» **Goal of the exercise**
Copy the lines holding the word "true", all of them.

* * * * *

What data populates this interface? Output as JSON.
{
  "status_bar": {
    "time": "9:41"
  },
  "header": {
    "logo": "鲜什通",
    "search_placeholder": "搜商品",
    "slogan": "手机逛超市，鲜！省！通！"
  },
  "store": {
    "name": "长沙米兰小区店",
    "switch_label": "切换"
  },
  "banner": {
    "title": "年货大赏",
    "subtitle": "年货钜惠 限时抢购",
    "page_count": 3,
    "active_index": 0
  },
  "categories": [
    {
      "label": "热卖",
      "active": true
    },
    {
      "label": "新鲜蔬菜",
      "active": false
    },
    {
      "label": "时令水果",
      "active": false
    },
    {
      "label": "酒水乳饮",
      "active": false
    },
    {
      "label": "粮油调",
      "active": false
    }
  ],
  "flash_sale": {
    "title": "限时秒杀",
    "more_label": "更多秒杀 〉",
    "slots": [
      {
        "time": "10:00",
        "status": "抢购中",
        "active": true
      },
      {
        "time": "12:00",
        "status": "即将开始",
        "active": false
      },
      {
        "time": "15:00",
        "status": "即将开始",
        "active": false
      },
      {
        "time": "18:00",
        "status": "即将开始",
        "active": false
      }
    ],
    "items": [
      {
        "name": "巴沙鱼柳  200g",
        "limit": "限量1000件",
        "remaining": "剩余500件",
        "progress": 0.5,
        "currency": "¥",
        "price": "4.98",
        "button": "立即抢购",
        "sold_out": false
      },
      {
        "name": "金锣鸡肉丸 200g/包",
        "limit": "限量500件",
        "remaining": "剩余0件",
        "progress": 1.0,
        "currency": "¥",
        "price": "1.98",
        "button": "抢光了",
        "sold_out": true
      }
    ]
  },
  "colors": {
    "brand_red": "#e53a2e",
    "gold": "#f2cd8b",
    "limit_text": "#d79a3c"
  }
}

* * * * *

» **Exercise response**
      "active": true
        "active": true
        "sold_out": true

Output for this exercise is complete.